The request: In the listing below, locate the lines bearing the word "fwhm". Copy every one of them.

***** Materials provided

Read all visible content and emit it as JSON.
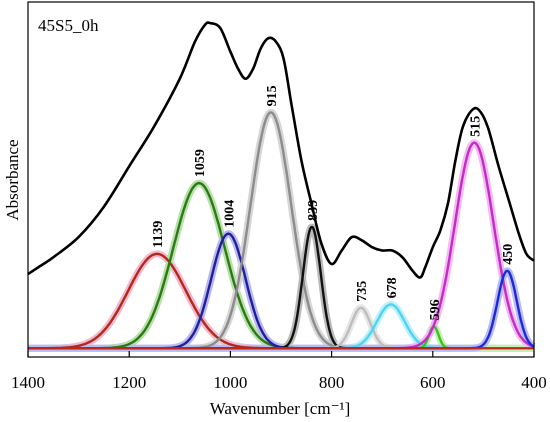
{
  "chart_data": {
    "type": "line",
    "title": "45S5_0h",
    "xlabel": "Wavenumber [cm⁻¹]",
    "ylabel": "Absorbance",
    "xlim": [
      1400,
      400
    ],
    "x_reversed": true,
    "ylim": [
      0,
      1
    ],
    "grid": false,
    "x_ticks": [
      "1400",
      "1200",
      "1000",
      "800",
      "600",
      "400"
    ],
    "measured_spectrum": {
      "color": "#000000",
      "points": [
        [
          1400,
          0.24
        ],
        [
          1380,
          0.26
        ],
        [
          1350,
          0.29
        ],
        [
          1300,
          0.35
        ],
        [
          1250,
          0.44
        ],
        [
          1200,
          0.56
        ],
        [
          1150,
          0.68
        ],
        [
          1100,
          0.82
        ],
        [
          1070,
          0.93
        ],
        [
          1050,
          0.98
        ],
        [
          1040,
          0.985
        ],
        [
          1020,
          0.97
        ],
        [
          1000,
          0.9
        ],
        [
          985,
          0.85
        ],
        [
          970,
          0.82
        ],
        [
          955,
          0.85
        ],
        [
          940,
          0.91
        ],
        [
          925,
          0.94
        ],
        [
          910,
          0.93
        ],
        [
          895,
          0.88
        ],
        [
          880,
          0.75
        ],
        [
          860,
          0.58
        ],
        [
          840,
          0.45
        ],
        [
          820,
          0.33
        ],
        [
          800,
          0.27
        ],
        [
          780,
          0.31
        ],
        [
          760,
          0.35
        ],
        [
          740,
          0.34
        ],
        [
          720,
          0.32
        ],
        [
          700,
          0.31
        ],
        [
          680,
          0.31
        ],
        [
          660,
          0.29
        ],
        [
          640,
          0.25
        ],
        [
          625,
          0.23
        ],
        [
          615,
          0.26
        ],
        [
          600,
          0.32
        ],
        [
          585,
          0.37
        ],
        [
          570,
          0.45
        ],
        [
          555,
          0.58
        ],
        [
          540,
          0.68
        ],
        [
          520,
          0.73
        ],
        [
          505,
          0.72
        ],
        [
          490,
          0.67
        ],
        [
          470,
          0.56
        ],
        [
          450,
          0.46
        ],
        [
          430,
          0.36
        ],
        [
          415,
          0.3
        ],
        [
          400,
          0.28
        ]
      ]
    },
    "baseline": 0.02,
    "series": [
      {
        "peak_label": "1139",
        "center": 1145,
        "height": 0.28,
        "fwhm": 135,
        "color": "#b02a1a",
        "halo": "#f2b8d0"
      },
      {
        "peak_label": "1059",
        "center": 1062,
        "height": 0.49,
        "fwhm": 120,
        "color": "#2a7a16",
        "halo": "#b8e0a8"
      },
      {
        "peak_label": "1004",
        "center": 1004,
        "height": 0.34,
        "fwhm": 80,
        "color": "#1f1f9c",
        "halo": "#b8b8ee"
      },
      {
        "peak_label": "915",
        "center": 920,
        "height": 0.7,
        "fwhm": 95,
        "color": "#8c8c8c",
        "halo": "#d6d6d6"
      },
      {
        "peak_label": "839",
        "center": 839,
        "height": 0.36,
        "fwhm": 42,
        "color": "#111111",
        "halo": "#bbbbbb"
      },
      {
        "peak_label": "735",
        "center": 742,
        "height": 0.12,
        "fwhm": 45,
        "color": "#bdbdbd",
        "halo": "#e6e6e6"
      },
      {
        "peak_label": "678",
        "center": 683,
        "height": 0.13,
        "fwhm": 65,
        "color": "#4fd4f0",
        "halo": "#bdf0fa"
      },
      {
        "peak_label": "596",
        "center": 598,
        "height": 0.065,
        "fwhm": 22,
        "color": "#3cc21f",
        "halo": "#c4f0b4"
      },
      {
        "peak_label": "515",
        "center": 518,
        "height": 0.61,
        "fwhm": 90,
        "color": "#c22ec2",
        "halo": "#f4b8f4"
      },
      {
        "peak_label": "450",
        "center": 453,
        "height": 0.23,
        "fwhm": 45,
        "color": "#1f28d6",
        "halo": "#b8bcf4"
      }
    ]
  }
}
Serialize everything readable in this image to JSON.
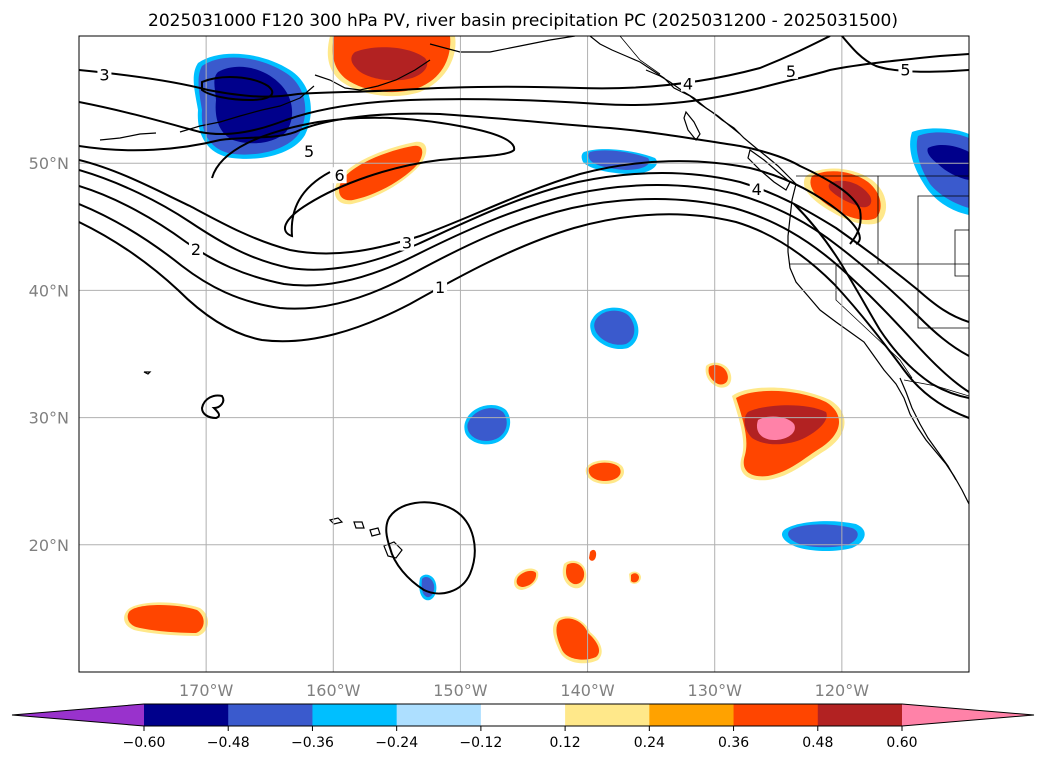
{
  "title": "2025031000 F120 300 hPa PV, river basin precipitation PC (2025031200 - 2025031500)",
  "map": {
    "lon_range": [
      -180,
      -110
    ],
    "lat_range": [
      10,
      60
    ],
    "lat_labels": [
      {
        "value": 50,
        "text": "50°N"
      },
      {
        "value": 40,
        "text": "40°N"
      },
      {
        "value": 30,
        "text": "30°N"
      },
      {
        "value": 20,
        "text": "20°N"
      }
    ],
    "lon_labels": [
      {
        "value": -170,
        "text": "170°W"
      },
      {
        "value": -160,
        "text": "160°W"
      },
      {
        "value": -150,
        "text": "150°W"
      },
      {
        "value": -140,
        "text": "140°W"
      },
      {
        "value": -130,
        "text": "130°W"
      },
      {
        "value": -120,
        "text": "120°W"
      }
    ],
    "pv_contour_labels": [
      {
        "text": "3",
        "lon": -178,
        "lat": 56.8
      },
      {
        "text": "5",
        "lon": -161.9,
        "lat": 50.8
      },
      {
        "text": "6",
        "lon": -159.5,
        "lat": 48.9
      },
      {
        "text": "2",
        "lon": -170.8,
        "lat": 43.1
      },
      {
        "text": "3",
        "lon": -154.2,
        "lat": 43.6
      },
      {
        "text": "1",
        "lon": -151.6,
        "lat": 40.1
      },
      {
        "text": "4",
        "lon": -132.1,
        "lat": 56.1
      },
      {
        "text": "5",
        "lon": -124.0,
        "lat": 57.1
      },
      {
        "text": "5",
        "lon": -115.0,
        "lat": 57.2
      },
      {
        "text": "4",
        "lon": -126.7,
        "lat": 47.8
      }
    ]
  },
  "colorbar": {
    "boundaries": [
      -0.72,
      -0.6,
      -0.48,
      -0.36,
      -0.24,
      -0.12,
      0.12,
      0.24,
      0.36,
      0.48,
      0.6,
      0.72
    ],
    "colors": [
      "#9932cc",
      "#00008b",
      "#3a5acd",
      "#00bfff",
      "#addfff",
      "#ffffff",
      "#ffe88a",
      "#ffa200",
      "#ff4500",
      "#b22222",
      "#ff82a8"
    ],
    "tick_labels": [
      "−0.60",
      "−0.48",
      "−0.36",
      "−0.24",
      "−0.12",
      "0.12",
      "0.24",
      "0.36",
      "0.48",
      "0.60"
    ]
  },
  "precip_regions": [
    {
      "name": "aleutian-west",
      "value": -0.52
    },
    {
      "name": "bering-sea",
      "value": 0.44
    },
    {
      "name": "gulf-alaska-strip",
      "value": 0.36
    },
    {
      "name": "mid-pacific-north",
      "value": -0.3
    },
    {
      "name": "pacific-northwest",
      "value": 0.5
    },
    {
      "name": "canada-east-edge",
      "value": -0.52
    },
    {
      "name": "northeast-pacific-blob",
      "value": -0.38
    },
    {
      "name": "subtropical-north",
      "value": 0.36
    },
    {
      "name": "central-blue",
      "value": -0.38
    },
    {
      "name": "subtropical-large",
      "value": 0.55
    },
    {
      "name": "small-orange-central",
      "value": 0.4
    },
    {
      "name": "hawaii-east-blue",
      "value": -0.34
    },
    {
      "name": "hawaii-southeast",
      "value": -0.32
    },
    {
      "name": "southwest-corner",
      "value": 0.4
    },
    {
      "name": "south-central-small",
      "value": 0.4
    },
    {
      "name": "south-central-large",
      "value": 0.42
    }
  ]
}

**********

Written solution:
        "fwhm": 135,
        "fwhm": 120,
        "fwhm": 80,
        "fwhm": 95,
        "fwhm": 42,
        "fwhm": 45,
        "fwhm": 65,
        "fwhm": 22,
        "fwhm": 90,
        "fwhm": 45,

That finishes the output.